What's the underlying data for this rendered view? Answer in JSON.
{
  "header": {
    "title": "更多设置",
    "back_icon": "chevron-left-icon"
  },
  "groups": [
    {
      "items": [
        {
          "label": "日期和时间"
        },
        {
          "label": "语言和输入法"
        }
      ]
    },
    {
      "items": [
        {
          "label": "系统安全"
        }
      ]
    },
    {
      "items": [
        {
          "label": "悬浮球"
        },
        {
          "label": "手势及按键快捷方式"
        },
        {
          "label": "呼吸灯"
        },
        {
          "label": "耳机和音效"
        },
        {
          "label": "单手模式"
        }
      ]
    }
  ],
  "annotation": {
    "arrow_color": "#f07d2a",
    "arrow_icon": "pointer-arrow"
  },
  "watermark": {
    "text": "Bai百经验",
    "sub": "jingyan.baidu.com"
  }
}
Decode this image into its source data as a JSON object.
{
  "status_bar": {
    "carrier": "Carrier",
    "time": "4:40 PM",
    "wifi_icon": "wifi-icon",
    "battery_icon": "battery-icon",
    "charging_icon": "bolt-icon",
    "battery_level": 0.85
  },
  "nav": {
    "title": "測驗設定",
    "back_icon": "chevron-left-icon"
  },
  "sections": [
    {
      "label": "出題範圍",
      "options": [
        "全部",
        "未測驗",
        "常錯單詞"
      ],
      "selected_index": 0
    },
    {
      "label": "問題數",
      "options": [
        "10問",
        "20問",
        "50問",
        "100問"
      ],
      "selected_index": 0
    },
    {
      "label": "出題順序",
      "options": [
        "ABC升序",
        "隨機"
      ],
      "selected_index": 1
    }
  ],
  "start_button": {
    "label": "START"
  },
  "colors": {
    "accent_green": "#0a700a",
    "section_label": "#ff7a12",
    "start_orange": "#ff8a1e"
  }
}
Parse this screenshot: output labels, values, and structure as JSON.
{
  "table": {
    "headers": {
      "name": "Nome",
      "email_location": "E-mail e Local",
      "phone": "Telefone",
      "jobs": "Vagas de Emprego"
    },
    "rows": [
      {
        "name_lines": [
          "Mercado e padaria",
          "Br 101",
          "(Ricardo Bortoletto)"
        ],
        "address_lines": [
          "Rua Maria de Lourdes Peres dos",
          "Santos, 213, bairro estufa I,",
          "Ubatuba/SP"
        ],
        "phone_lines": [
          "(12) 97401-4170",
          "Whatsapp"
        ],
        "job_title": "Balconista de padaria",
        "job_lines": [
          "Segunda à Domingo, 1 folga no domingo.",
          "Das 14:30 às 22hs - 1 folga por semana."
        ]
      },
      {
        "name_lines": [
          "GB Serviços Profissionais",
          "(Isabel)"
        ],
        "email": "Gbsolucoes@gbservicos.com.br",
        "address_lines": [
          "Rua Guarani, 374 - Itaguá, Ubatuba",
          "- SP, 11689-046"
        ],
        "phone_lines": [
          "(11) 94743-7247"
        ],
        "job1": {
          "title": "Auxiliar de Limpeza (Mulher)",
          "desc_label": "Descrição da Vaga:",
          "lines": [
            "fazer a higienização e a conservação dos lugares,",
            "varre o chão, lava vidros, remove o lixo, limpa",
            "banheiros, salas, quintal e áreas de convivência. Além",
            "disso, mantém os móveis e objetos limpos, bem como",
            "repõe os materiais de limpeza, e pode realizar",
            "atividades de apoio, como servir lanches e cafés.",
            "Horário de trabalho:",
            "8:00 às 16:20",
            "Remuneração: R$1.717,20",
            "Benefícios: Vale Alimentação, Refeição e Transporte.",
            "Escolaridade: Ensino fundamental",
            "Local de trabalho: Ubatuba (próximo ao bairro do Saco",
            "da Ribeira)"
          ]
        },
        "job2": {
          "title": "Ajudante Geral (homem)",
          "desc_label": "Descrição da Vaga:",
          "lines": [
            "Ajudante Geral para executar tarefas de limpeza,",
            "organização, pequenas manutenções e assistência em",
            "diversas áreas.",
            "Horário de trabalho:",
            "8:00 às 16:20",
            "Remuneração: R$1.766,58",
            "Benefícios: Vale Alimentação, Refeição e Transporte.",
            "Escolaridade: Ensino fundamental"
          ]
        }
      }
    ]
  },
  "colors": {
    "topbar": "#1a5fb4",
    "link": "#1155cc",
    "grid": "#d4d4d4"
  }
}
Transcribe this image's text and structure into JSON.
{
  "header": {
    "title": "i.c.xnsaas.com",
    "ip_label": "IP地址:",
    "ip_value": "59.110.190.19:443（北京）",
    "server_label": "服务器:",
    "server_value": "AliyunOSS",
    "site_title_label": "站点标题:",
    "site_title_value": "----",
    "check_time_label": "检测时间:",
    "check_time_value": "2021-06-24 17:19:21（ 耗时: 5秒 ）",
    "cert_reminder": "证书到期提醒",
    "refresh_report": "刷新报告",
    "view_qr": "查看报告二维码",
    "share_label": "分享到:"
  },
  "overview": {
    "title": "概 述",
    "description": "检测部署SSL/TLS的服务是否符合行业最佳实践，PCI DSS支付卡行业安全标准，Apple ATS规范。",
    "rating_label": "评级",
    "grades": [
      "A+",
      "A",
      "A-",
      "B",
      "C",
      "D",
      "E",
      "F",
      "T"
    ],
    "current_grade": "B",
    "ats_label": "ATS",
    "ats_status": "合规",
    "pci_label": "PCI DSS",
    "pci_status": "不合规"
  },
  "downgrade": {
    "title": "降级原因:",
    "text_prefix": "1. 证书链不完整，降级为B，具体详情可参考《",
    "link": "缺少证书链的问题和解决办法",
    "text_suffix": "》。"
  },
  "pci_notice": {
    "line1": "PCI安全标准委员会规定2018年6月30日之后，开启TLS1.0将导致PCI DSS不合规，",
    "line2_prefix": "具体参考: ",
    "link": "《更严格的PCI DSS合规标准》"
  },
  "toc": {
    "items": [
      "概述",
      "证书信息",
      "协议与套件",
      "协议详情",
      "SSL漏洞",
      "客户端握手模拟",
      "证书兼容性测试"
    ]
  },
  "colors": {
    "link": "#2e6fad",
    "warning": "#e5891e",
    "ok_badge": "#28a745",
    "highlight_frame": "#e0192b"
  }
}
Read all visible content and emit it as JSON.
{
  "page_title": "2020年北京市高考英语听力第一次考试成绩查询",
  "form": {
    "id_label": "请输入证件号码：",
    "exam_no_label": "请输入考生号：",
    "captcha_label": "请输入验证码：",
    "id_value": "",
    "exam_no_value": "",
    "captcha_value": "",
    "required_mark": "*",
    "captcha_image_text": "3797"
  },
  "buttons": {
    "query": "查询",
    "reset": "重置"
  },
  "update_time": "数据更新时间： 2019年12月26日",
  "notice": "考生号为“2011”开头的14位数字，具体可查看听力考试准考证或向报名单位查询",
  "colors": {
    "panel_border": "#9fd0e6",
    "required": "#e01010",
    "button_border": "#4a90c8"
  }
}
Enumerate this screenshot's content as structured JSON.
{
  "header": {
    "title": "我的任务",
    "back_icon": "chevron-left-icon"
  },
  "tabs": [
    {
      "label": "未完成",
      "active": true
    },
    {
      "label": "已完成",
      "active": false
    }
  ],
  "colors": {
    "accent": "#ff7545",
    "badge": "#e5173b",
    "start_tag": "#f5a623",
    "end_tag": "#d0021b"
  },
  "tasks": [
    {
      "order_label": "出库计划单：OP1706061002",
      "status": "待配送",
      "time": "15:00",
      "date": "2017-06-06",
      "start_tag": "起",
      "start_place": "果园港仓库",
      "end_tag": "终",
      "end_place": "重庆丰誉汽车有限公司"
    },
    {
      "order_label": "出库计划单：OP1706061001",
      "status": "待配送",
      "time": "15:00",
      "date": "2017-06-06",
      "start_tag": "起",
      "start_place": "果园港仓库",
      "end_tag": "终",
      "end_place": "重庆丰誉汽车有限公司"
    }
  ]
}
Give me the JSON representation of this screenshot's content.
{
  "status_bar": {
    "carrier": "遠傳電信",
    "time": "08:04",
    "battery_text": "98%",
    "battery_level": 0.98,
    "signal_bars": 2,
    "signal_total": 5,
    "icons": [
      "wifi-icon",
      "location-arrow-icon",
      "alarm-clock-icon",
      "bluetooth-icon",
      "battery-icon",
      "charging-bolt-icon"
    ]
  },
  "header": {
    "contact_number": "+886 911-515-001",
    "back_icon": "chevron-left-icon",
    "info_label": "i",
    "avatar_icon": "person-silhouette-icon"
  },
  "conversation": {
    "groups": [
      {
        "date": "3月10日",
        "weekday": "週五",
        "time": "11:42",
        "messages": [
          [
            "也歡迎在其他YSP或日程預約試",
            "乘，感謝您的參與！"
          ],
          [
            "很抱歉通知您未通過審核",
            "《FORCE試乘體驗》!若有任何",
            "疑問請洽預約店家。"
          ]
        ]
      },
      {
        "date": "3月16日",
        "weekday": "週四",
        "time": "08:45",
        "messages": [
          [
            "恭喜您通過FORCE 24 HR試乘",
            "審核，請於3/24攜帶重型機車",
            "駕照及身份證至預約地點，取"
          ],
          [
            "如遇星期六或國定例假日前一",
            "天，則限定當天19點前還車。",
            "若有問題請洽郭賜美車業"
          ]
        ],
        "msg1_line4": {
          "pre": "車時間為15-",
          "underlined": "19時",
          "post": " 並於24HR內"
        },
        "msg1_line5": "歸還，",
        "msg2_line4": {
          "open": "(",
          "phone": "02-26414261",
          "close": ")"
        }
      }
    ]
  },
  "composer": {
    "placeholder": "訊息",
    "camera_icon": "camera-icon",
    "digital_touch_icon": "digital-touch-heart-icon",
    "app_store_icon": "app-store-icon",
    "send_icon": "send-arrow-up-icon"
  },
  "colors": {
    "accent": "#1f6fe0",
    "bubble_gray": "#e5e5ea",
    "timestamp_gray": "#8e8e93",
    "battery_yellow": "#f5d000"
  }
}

[Written request]:
From the data above, pick out each line containing "Ajudante" and copy it.

[Exercise output]:
          "title": "Ajudante Geral (homem)",
            "Ajudante Geral para executar tarefas de limpeza,",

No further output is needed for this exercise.